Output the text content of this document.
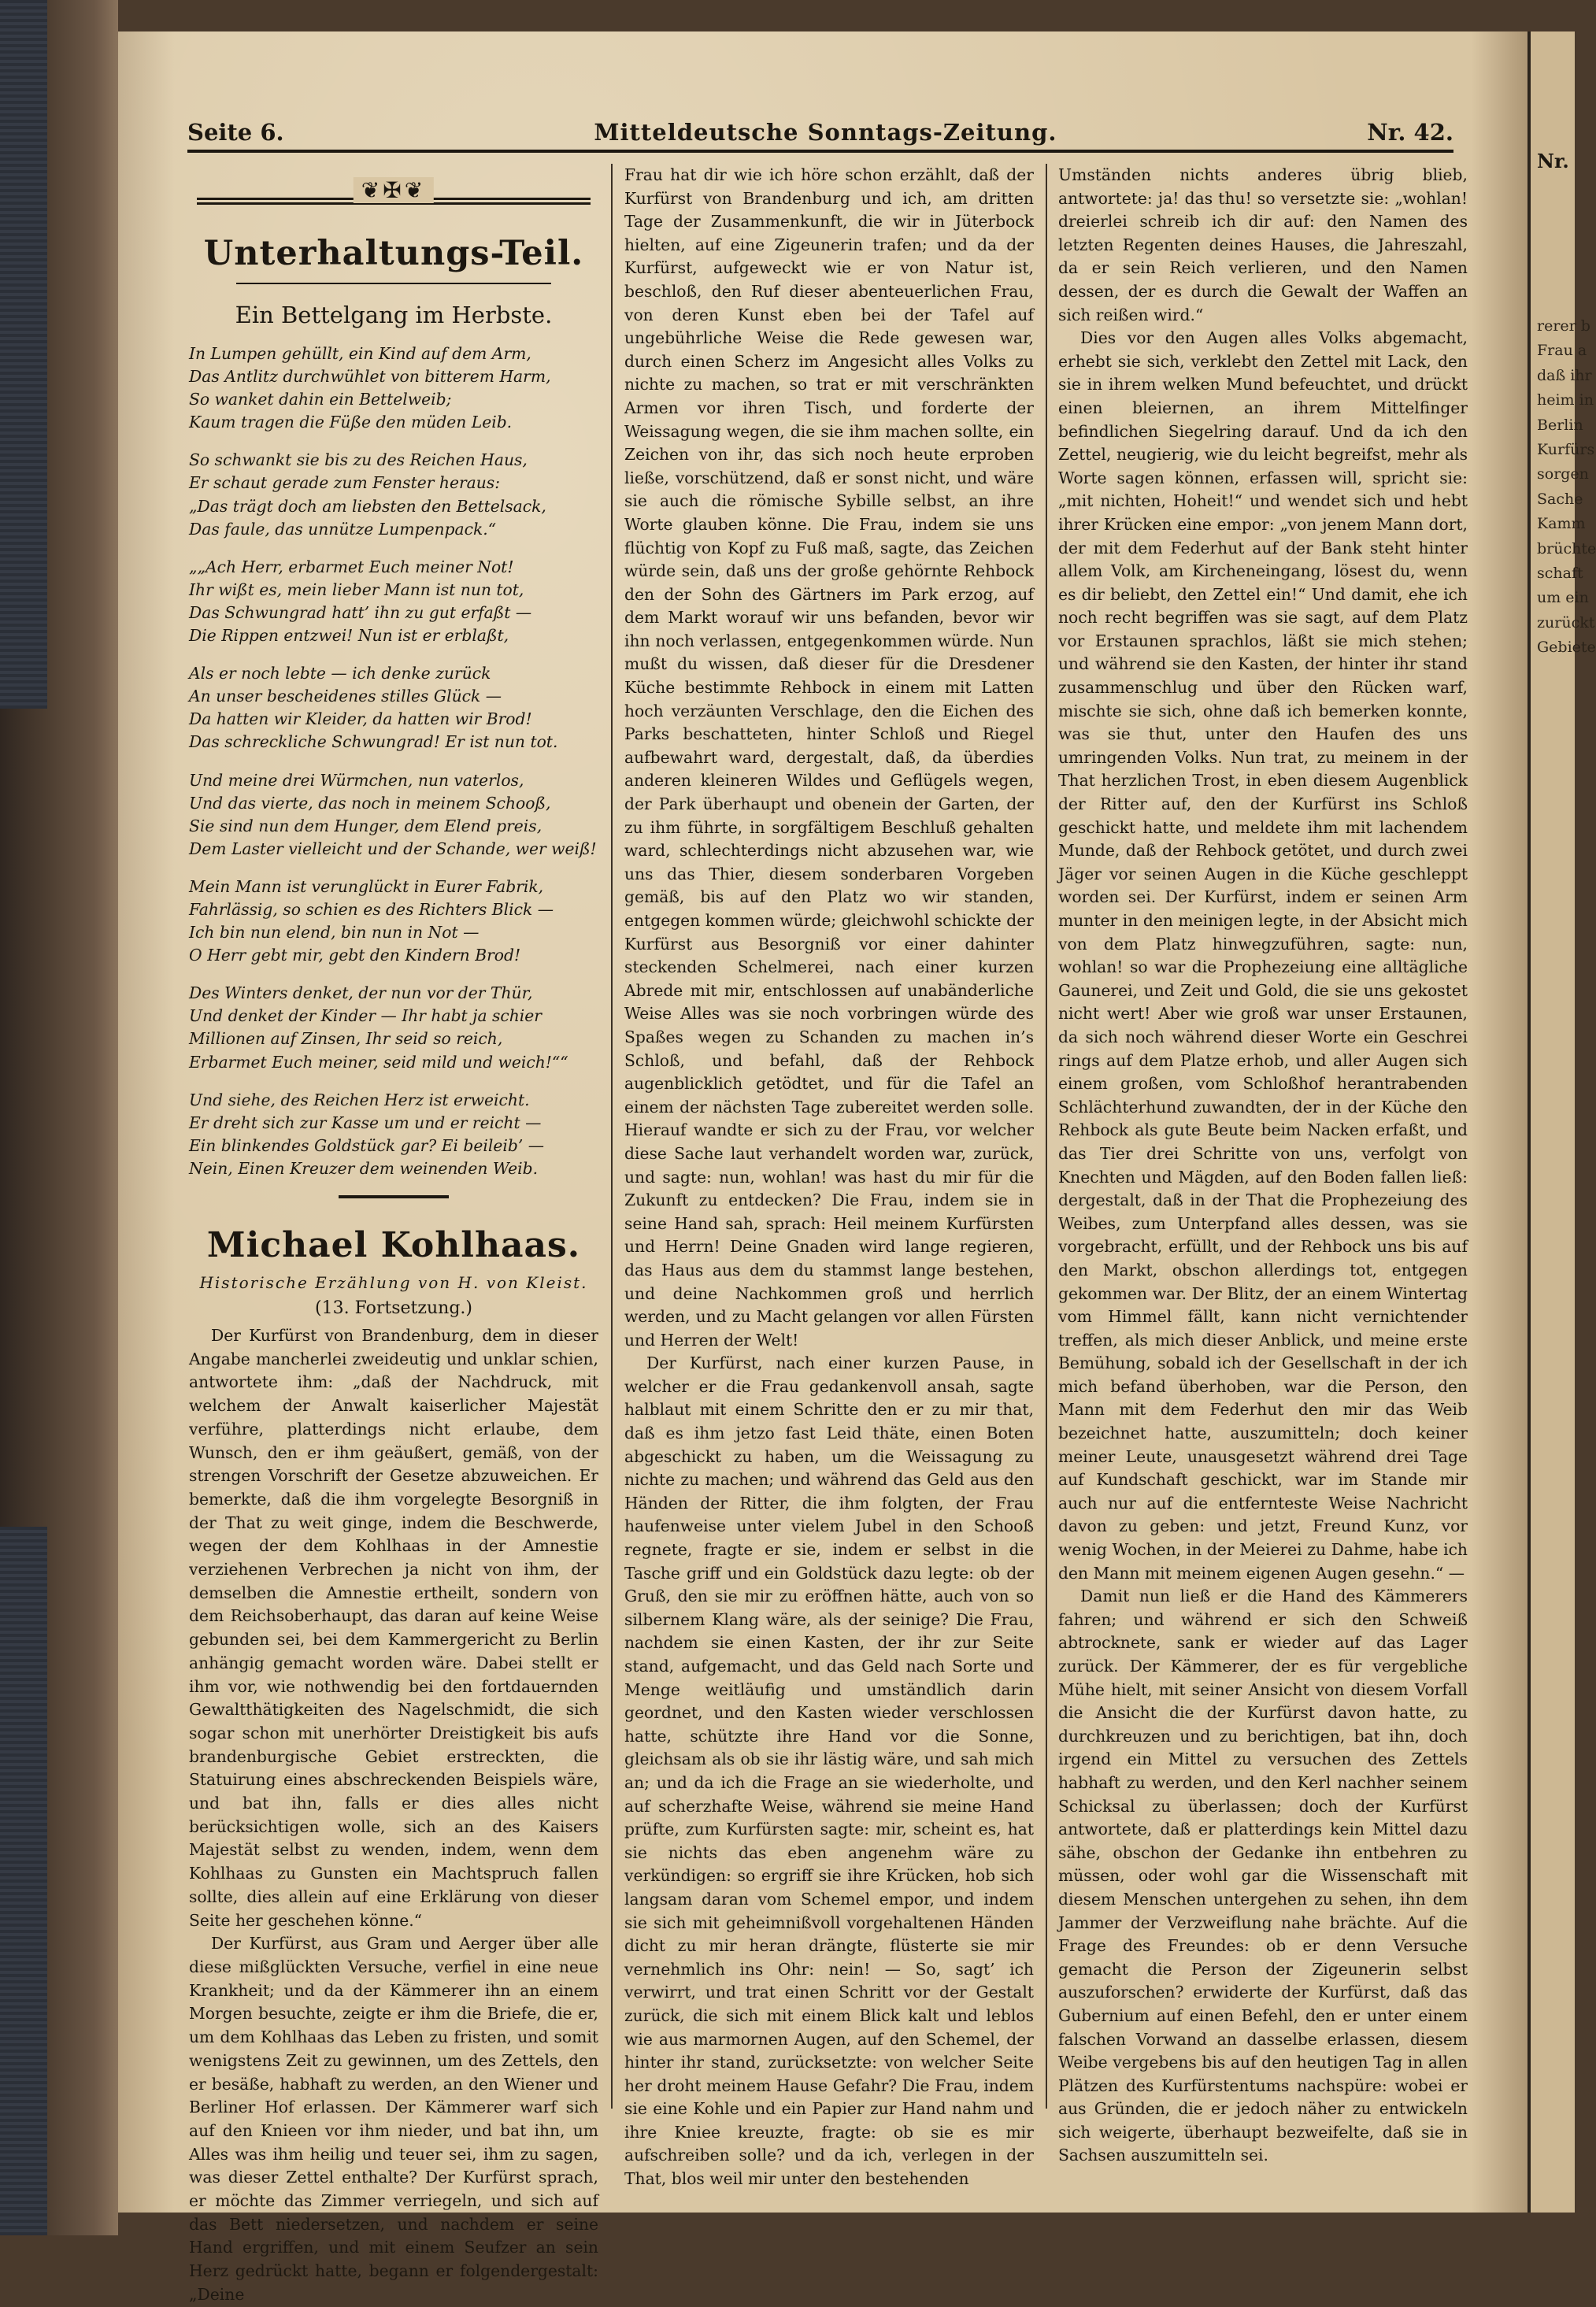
Seite 6.	Mitteldeutsche Sonntags-Zeitung.	Nr. 42.
❦✠❦
Unterhaltungs-Teil.
Ein Bettelgang im Herbste.
In Lumpen gehüllt, ein Kind auf dem Arm,
Das Antlitz durchwühlet von bitterem Harm,
So wanket dahin ein Bettelweib;
Kaum tragen die Füße den müden Leib.
So schwankt sie bis zu des Reichen Haus,
Er schaut gerade zum Fenster heraus:
„Das trägt doch am liebsten den Bettelsack,
Das faule, das unnütze Lumpenpack.“
„„Ach Herr, erbarmet Euch meiner Not!
Ihr wißt es, mein lieber Mann ist nun tot,
Das Schwungrad hatt’ ihn zu gut erfaßt —
Die Rippen entzwei! Nun ist er erblaßt,
Als er noch lebte — ich denke zurück
An unser bescheidenes stilles Glück —
Da hatten wir Kleider, da hatten wir Brod!
Das schreckliche Schwungrad! Er ist nun tot.
Und meine drei Würmchen, nun vaterlos,
Und das vierte, das noch in meinem Schooß,
Sie sind nun dem Hunger, dem Elend preis,
Dem Laster vielleicht und der Schande, wer weiß!
Mein Mann ist verunglückt in Eurer Fabrik,
Fahrlässig, so schien es des Richters Blick —
Ich bin nun elend, bin nun in Not —
O Herr gebt mir, gebt den Kindern Brod!
Des Winters denket, der nun vor der Thür,
Und denket der Kinder — Ihr habt ja schier
Millionen auf Zinsen, Ihr seid so reich,
Erbarmet Euch meiner, seid mild und weich!““
Und siehe, des Reichen Herz ist erweicht.
Er dreht sich zur Kasse um und er reicht —
Ein blinkendes Goldstück gar? Ei beileib’ —
Nein, Einen Kreuzer dem weinenden Weib.
Michael Kohlhaas.
Historische Erzählung von H. von Kleist.
(13. Fortsetzung.)

Der Kurfürst von Brandenburg, dem in dieser Angabe mancherlei zweideutig und unklar schien, antwortete ihm: „daß der Nachdruck, mit welchem der Anwalt kaiserlicher Majestät verführe, platterdings nicht erlaube, dem Wunsch, den er ihm geäußert, gemäß, von der strengen Vorschrift der Gesetze abzuweichen. Er bemerkte, daß die ihm vorgelegte Besorgniß in der That zu weit ginge, indem die Beschwerde, wegen der dem Kohlhaas in der Amnestie verziehenen Verbrechen ja nicht von ihm, der demselben die Amnestie ertheilt, sondern von dem Reichsoberhaupt, das daran auf keine Weise gebunden sei, bei dem Kammergericht zu Berlin anhängig gemacht worden wäre. Dabei stellt er ihm vor, wie nothwendig bei den fortdauernden Gewaltthätigkeiten des Nagelschmidt, die sich sogar schon mit unerhörter Dreistigkeit bis aufs brandenburgische Gebiet erstreckten, die Statuirung eines abschreckenden Beispiels wäre, und bat ihn, falls er dies alles nicht berücksichtigen wolle, sich an des Kaisers Majestät selbst zu wenden, indem, wenn dem Kohlhaas zu Gunsten ein Machtspruch fallen sollte, dies allein auf eine Erklärung von dieser Seite her geschehen könne.“

Der Kurfürst, aus Gram und Aerger über alle diese mißglückten Versuche, verfiel in eine neue Krankheit; und da der Kämmerer ihn an einem Morgen besuchte, zeigte er ihm die Briefe, die er, um dem Kohlhaas das Leben zu fristen, und somit wenigstens Zeit zu gewinnen, um des Zettels, den er besäße, habhaft zu werden, an den Wiener und Berliner Hof erlassen. Der Kämmerer warf sich auf den Knieen vor ihm nieder, und bat ihn, um Alles was ihm heilig und teuer sei, ihm zu sagen, was dieser Zettel enthalte? Der Kurfürst sprach, er möchte das Zimmer verriegeln, und sich auf das Bett niedersetzen, und nachdem er seine Hand ergriffen, und mit einem Seufzer an sein Herz gedrückt hatte, begann er folgendergestalt: „Deine

Frau hat dir wie ich höre schon erzählt, daß der Kurfürst von Brandenburg und ich, am dritten Tage der Zusammenkunft, die wir in Jüterbock hielten, auf eine Zigeunerin trafen; und da der Kurfürst, aufgeweckt wie er von Natur ist, beschloß, den Ruf dieser abenteuerlichen Frau, von deren Kunst eben bei der Tafel auf ungebührliche Weise die Rede gewesen war, durch einen Scherz im Angesicht alles Volks zu nichte zu machen, so trat er mit verschränkten Armen vor ihren Tisch, und forderte der Weissagung wegen, die sie ihm machen sollte, ein Zeichen von ihr, das sich noch heute erproben ließe, vorschützend, daß er sonst nicht, und wäre sie auch die römische Sybille selbst, an ihre Worte glauben könne. Die Frau, indem sie uns flüchtig von Kopf zu Fuß maß, sagte, das Zeichen würde sein, daß uns der große gehörnte Rehbock den der Sohn des Gärtners im Park erzog, auf dem Markt worauf wir uns befanden, bevor wir ihn noch verlassen, entgegenkommen würde. Nun mußt du wissen, daß dieser für die Dresdener Küche bestimmte Rehbock in einem mit Latten hoch verzäunten Verschlage, den die Eichen des Parks beschatteten, hinter Schloß und Riegel aufbewahrt ward, dergestalt, daß, da überdies anderen kleineren Wildes und Geflügels wegen, der Park überhaupt und obenein der Garten, der zu ihm führte, in sorgfältigem Beschluß gehalten ward, schlechterdings nicht abzusehen war, wie uns das Thier, diesem sonderbaren Vorgeben gemäß, bis auf den Platz wo wir standen, entgegen kommen würde; gleichwohl schickte der Kurfürst aus Besorgniß vor einer dahinter steckenden Schelmerei, nach einer kurzen Abrede mit mir, entschlossen auf unabänderliche Weise Alles was sie noch vorbringen würde des Spaßes wegen zu Schanden zu machen in’s Schloß, und befahl, daß der Rehbock augenblicklich getödtet, und für die Tafel an einem der nächsten Tage zubereitet werden solle. Hierauf wandte er sich zu der Frau, vor welcher diese Sache laut verhandelt worden war, zurück, und sagte: nun, wohlan! was hast du mir für die Zukunft zu entdecken? Die Frau, indem sie in seine Hand sah, sprach: Heil meinem Kurfürsten und Herrn! Deine Gnaden wird lange regieren, das Haus aus dem du stammst lange bestehen, und deine Nachkommen groß und herrlich werden, und zu Macht gelangen vor allen Fürsten und Herren der Welt!

Der Kurfürst, nach einer kurzen Pause, in welcher er die Frau gedankenvoll ansah, sagte halblaut mit einem Schritte den er zu mir that, daß es ihm jetzo fast Leid thäte, einen Boten abgeschickt zu haben, um die Weissagung zu nichte zu machen; und während das Geld aus den Händen der Ritter, die ihm folgten, der Frau haufenweise unter vielem Jubel in den Schooß regnete, fragte er sie, indem er selbst in die Tasche griff und ein Goldstück dazu legte: ob der Gruß, den sie mir zu eröffnen hätte, auch von so silbernem Klang wäre, als der seinige? Die Frau, nachdem sie einen Kasten, der ihr zur Seite stand, aufgemacht, und das Geld nach Sorte und Menge weitläufig und umständlich darin geordnet, und den Kasten wieder verschlossen hatte, schützte ihre Hand vor die Sonne, gleichsam als ob sie ihr lästig wäre, und sah mich an; und da ich die Frage an sie wiederholte, und auf scherzhafte Weise, während sie meine Hand prüfte, zum Kurfürsten sagte: mir, scheint es, hat sie nichts das eben angenehm wäre zu verkündigen: so ergriff sie ihre Krücken, hob sich langsam daran vom Schemel empor, und indem sie sich mit geheimnißvoll vorgehaltenen Händen dicht zu mir heran drängte, flüsterte sie mir vernehmlich ins Ohr: nein! — So, sagt’ ich verwirrt, und trat einen Schritt vor der Gestalt zurück, die sich mit einem Blick kalt und leblos wie aus marmornen Augen, auf den Schemel, der hinter ihr stand, zurücksetzte: von welcher Seite her droht meinem Hause Gefahr? Die Frau, indem sie eine Kohle und ein Papier zur Hand nahm und ihre Kniee kreuzte, fragte: ob sie es mir aufschreiben solle? und da ich, verlegen in der That, blos weil mir unter den bestehenden

Umständen nichts anderes übrig blieb, antwortete: ja! das thu! so versetzte sie: „wohlan! dreierlei schreib ich dir auf: den Namen des letzten Regenten deines Hauses, die Jahreszahl, da er sein Reich verlieren, und den Namen dessen, der es durch die Gewalt der Waffen an sich reißen wird.“

Dies vor den Augen alles Volks abgemacht, erhebt sie sich, verklebt den Zettel mit Lack, den sie in ihrem welken Mund befeuchtet, und drückt einen bleiernen, an ihrem Mittelfinger befindlichen Siegelring darauf. Und da ich den Zettel, neugierig, wie du leicht begreifst, mehr als Worte sagen können, erfassen will, spricht sie: „mit nichten, Hoheit!“ und wendet sich und hebt ihrer Krücken eine empor: „von jenem Mann dort, der mit dem Federhut auf der Bank steht hinter allem Volk, am Kircheneingang, lösest du, wenn es dir beliebt, den Zettel ein!“ Und damit, ehe ich noch recht begriffen was sie sagt, auf dem Platz vor Erstaunen sprachlos, läßt sie mich stehen; und während sie den Kasten, der hinter ihr stand zusammenschlug und über den Rücken warf, mischte sie sich, ohne daß ich bemerken konnte, was sie thut, unter den Haufen des uns umringenden Volks. Nun trat, zu meinem in der That herzlichen Trost, in eben diesem Augenblick der Ritter auf, den der Kurfürst ins Schloß geschickt hatte, und meldete ihm mit lachendem Munde, daß der Rehbock getötet, und durch zwei Jäger vor seinen Augen in die Küche geschleppt worden sei. Der Kurfürst, indem er seinen Arm munter in den meinigen legte, in der Absicht mich von dem Platz hinwegzuführen, sagte: nun, wohlan! so war die Prophezeiung eine alltägliche Gaunerei, und Zeit und Gold, die sie uns gekostet nicht wert! Aber wie groß war unser Erstaunen, da sich noch während dieser Worte ein Geschrei rings auf dem Platze erhob, und aller Augen sich einem großen, vom Schloßhof herantrabenden Schlächterhund zuwandten, der in der Küche den Rehbock als gute Beute beim Nacken erfaßt, und das Tier drei Schritte von uns, verfolgt von Knechten und Mägden, auf den Boden fallen ließ: dergestalt, daß in der That die Prophezeiung des Weibes, zum Unterpfand alles dessen, was sie vorgebracht, erfüllt, und der Rehbock uns bis auf den Markt, obschon allerdings tot, entgegen gekommen war. Der Blitz, der an einem Wintertag vom Himmel fällt, kann nicht vernichtender treffen, als mich dieser Anblick, und meine erste Bemühung, sobald ich der Gesellschaft in der ich mich befand überhoben, war die Person, den Mann mit dem Federhut den mir das Weib bezeichnet hatte, auszumitteln; doch keiner meiner Leute, unausgesetzt während drei Tage auf Kundschaft geschickt, war im Stande mir auch nur auf die entfernteste Weise Nachricht davon zu geben: und jetzt, Freund Kunz, vor wenig Wochen, in der Meierei zu Dahme, habe ich den Mann mit meinem eigenen Augen gesehn.“ —

Damit nun ließ er die Hand des Kämmerers fahren; und während er sich den Schweiß abtrocknete, sank er wieder auf das Lager zurück. Der Kämmerer, der es für vergebliche Mühe hielt, mit seiner Ansicht von diesem Vorfall die Ansicht die der Kurfürst davon hatte, zu durchkreuzen und zu berichtigen, bat ihn, doch irgend ein Mittel zu versuchen des Zettels habhaft zu werden, und den Kerl nachher seinem Schicksal zu überlassen; doch der Kurfürst antwortete, daß er platterdings kein Mittel dazu sähe, obschon der Gedanke ihn entbehren zu müssen, oder wohl gar die Wissenschaft mit diesem Menschen untergehen zu sehen, ihn dem Jammer der Verzweiflung nahe brächte. Auf die Frage des Freundes: ob er denn Versuche gemacht die Person der Zigeunerin selbst auszuforschen? erwiderte der Kurfürst, daß das Gubernium auf einen Befehl, den er unter einem falschen Vorwand an dasselbe erlassen, diesem Weibe vergebens bis auf den heutigen Tag in allen Plätzen des Kurfürstentums nachspüre: wobei er aus Gründen, die er jedoch näher zu entwickeln sich weigerte, überhaupt bezweifelte, daß sie in Sachsen auszumitteln sei.

Nr.
rerer b
Frau a
daß ihr
heim in
Berlin
Kurfürs
sorgen
Sache
Kamm
brüchte
schaft
um ein
zurückt
Gebiete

◇ ◇ ◇ ◇

-- Aim of the exercise --
Read the entries and pick out all lines that include the word "Brod".

-- Written answer --
Da hatten wir Kleider, da hatten wir Brod!
O Herr gebt mir, gebt den Kindern Brod!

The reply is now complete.